YOUR GOAL ▸
Every entry that follows should be reproduced exactly.
+++
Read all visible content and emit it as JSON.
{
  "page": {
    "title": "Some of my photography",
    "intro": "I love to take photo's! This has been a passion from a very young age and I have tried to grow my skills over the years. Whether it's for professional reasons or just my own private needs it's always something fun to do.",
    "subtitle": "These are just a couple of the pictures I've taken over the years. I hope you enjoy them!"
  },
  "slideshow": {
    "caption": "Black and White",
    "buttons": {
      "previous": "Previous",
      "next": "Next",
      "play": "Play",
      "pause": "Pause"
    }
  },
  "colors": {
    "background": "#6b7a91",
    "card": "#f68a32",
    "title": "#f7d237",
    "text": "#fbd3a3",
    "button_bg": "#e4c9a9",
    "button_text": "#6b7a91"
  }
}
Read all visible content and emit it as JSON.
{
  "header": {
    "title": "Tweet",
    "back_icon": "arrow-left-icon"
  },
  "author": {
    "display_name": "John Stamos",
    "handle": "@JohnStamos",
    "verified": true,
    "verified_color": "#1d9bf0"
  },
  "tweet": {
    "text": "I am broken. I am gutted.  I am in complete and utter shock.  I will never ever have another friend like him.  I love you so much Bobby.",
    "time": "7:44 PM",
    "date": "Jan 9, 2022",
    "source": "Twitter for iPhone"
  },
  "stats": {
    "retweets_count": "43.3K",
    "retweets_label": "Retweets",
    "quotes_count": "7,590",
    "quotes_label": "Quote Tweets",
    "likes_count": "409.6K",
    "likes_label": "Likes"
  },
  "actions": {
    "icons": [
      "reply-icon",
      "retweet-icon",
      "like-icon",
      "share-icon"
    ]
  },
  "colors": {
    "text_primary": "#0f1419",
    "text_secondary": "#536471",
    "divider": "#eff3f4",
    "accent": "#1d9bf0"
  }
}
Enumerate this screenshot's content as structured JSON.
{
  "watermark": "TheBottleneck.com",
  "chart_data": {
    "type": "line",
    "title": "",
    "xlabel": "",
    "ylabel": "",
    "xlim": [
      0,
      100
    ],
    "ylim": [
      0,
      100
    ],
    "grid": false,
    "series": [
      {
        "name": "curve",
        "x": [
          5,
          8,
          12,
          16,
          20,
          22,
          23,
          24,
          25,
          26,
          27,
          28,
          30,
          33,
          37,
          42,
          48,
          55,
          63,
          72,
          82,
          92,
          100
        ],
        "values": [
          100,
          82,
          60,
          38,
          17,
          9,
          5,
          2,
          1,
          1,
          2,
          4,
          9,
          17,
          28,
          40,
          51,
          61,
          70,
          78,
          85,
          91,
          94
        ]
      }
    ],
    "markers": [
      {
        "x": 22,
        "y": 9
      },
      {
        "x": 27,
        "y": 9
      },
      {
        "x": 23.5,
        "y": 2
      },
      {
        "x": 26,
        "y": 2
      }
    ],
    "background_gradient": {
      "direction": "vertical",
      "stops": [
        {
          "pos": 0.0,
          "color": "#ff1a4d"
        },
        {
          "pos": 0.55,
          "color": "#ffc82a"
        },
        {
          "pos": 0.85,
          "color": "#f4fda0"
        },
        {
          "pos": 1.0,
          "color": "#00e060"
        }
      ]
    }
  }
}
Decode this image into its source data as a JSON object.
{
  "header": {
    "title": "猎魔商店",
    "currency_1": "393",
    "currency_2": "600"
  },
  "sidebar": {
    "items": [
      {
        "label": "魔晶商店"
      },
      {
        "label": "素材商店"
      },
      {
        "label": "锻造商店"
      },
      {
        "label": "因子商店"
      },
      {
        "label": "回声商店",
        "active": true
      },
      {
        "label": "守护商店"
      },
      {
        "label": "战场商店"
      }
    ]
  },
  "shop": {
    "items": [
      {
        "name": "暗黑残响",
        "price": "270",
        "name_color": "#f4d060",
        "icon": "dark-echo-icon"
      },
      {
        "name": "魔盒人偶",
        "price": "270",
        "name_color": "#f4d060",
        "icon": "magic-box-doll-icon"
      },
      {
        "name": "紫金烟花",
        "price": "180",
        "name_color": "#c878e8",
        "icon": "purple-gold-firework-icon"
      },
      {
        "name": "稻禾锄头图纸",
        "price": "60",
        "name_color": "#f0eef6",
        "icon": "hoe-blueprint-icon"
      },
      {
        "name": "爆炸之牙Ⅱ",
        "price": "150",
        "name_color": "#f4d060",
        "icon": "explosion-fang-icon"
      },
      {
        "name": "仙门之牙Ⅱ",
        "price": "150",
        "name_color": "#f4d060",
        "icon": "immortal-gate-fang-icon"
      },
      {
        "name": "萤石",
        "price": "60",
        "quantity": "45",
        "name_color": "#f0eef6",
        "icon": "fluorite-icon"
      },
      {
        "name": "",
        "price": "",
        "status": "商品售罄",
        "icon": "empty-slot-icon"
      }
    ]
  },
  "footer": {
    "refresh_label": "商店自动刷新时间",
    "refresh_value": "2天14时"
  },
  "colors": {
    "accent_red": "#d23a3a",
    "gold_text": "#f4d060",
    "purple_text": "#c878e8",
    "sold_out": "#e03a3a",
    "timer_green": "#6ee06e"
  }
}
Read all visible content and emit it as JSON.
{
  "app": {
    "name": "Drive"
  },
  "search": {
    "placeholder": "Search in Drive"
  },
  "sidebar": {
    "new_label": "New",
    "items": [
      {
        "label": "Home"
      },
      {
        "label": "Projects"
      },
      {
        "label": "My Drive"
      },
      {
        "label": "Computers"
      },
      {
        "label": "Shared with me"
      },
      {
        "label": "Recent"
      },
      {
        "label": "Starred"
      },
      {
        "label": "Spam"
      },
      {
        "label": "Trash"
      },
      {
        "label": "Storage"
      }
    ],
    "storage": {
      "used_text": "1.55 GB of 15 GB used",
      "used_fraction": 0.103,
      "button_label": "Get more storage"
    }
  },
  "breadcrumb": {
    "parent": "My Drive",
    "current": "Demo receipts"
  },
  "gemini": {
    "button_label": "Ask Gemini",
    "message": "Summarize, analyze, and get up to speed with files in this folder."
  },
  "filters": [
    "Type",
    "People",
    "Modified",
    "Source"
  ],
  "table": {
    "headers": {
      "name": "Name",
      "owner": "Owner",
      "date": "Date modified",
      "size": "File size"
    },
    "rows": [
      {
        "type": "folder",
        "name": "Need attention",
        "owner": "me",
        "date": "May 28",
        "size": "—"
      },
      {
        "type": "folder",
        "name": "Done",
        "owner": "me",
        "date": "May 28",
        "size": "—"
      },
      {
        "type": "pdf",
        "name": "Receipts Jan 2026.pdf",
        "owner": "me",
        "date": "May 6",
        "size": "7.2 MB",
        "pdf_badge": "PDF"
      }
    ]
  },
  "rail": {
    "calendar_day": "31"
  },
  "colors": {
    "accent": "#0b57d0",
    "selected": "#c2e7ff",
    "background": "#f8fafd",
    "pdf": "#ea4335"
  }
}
+++
CORRECT ANSWER ▸
Read all visible content and emit it as JSON.
{
  "page": {
    "title": "Some of my photography",
    "intro": "I love to take photo's! This has been a passion from a very young age and I have tried to grow my skills over the years. Whether it's for professional reasons or just my own private needs it's always something fun to do.",
    "subtitle": "These are just a couple of the pictures I've taken over the years. I hope you enjoy them!"
  },
  "slideshow": {
    "caption": "Black and White",
    "buttons": {
      "previous": "Previous",
      "next": "Next",
      "play": "Play",
      "pause": "Pause"
    }
  },
  "colors": {
    "background": "#6b7a91",
    "card": "#f68a32",
    "title": "#f7d237",
    "text": "#fbd3a3",
    "button_bg": "#e4c9a9",
    "button_text": "#6b7a91"
  }
}
Read all visible content and emit it as JSON.
{
  "header": {
    "title": "Tweet",
    "back_icon": "arrow-left-icon"
  },
  "author": {
    "display_name": "John Stamos",
    "handle": "@JohnStamos",
    "verified": true,
    "verified_color": "#1d9bf0"
  },
  "tweet": {
    "text": "I am broken. I am gutted.  I am in complete and utter shock.  I will never ever have another friend like him.  I love you so much Bobby.",
    "time": "7:44 PM",
    "date": "Jan 9, 2022",
    "source": "Twitter for iPhone"
  },
  "stats": {
    "retweets_count": "43.3K",
    "retweets_label": "Retweets",
    "quotes_count": "7,590",
    "quotes_label": "Quote Tweets",
    "likes_count": "409.6K",
    "likes_label": "Likes"
  },
  "actions": {
    "icons": [
      "reply-icon",
      "retweet-icon",
      "like-icon",
      "share-icon"
    ]
  },
  "colors": {
    "text_primary": "#0f1419",
    "text_secondary": "#536471",
    "divider": "#eff3f4",
    "accent": "#1d9bf0"
  }
}
Enumerate this screenshot's content as structured JSON.
{
  "watermark": "TheBottleneck.com",
  "chart_data": {
    "type": "line",
    "title": "",
    "xlabel": "",
    "ylabel": "",
    "xlim": [
      0,
      100
    ],
    "ylim": [
      0,
      100
    ],
    "grid": false,
    "series": [
      {
        "name": "curve",
        "x": [
          5,
          8,
          12,
          16,
          20,
          22,
          23,
          24,
          25,
          26,
          27,
          28,
          30,
          33,
          37,
          42,
          48,
          55,
          63,
          72,
          82,
          92,
          100
        ],
        "values": [
          100,
          82,
          60,
          38,
          17,
          9,
          5,
          2,
          1,
          1,
          2,
          4,
          9,
          17,
          28,
          40,
          51,
          61,
          70,
          78,
          85,
          91,
          94
        ]
      }
    ],
    "markers": [
      {
        "x": 22,
        "y": 9
      },
      {
        "x": 27,
        "y": 9
      },
      {
        "x": 23.5,
        "y": 2
      },
      {
        "x": 26,
        "y": 2
      }
    ],
    "background_gradient": {
      "direction": "vertical",
      "stops": [
        {
          "pos": 0.0,
          "color": "#ff1a4d"
        },
        {
          "pos": 0.55,
          "color": "#ffc82a"
        },
        {
          "pos": 0.85,
          "color": "#f4fda0"
        },
        {
          "pos": 1.0,
          "color": "#00e060"
        }
      ]
    }
  }
}
Decode this image into its source data as a JSON object.
{
  "header": {
    "title": "猎魔商店",
    "currency_1": "393",
    "currency_2": "600"
  },
  "sidebar": {
    "items": [
      {
        "label": "魔晶商店"
      },
      {
        "label": "素材商店"
      },
      {
        "label": "锻造商店"
      },
      {
        "label": "因子商店"
      },
      {
        "label": "回声商店",
        "active": true
      },
      {
        "label": "守护商店"
      },
      {
        "label": "战场商店"
      }
    ]
  },
  "shop": {
    "items": [
      {
        "name": "暗黑残响",
        "price": "270",
        "name_color": "#f4d060",
        "icon": "dark-echo-icon"
      },
      {
        "name": "魔盒人偶",
        "price": "270",
        "name_color": "#f4d060",
        "icon": "magic-box-doll-icon"
      },
      {
        "name": "紫金烟花",
        "price": "180",
        "name_color": "#c878e8",
        "icon": "purple-gold-firework-icon"
      },
      {
        "name": "稻禾锄头图纸",
        "price": "60",
        "name_color": "#f0eef6",
        "icon": "hoe-blueprint-icon"
      },
      {
        "name": "爆炸之牙Ⅱ",
        "price": "150",
        "name_color": "#f4d060",
        "icon": "explosion-fang-icon"
      },
      {
        "name": "仙门之牙Ⅱ",
        "price": "150",
        "name_color": "#f4d060",
        "icon": "immortal-gate-fang-icon"
      },
      {
        "name": "萤石",
        "price": "60",
        "quantity": "45",
        "name_color": "#f0eef6",
        "icon": "fluorite-icon"
      },
      {
        "name": "",
        "price": "",
        "status": "商品售罄",
        "icon": "empty-slot-icon"
      }
    ]
  },
  "footer": {
    "refresh_label": "商店自动刷新时间",
    "refresh_value": "2天14时"
  },
  "colors": {
    "accent_red": "#d23a3a",
    "gold_text": "#f4d060",
    "purple_text": "#c878e8",
    "sold_out": "#e03a3a",
    "timer_green": "#6ee06e"
  }
}
Read all visible content and emit it as JSON.
{
  "app": {
    "name": "Drive"
  },
  "search": {
    "placeholder": "Search in Drive"
  },
  "sidebar": {
    "new_label": "New",
    "items": [
      {
        "label": "Home"
      },
      {
        "label": "Projects"
      },
      {
        "label": "My Drive"
      },
      {
        "label": "Computers"
      },
      {
        "label": "Shared with me"
      },
      {
        "label": "Recent"
      },
      {
        "label": "Starred"
      },
      {
        "label": "Spam"
      },
      {
        "label": "Trash"
      },
      {
        "label": "Storage"
      }
    ],
    "storage": {
      "used_text": "1.55 GB of 15 GB used",
      "used_fraction": 0.103,
      "button_label": "Get more storage"
    }
  },
  "breadcrumb": {
    "parent": "My Drive",
    "current": "Demo receipts"
  },
  "gemini": {
    "button_label": "Ask Gemini",
    "message": "Summarize, analyze, and get up to speed with files in this folder."
  },
  "filters": [
    "Type",
    "People",
    "Modified",
    "Source"
  ],
  "table": {
    "headers": {
      "name": "Name",
      "owner": "Owner",
      "date": "Date modified",
      "size": "File size"
    },
    "rows": [
      {
        "type": "folder",
        "name": "Need attention",
        "owner": "me",
        "date": "May 28",
        "size": "—"
      },
      {
        "type": "folder",
        "name": "Done",
        "owner": "me",
        "date": "May 28",
        "size": "—"
      },
      {
        "type": "pdf",
        "name": "Receipts Jan 2026.pdf",
        "owner": "me",
        "date": "May 6",
        "size": "7.2 MB",
        "pdf_badge": "PDF"
      }
    ]
  },
  "rail": {
    "calendar_day": "31"
  },
  "colors": {
    "accent": "#0b57d0",
    "selected": "#c2e7ff",
    "background": "#f8fafd",
    "pdf": "#ea4335"
  }
}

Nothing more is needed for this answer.